▶ _What is asked_
Count the lines below that contain the word "video", and report only that number.

Extracted data entries:
##############################

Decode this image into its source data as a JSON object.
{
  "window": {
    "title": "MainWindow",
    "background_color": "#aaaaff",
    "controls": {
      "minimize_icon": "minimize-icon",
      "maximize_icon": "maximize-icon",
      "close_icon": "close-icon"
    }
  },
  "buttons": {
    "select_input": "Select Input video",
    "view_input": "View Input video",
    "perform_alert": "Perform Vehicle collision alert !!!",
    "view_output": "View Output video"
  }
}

##############################

▶ _Right answer_
3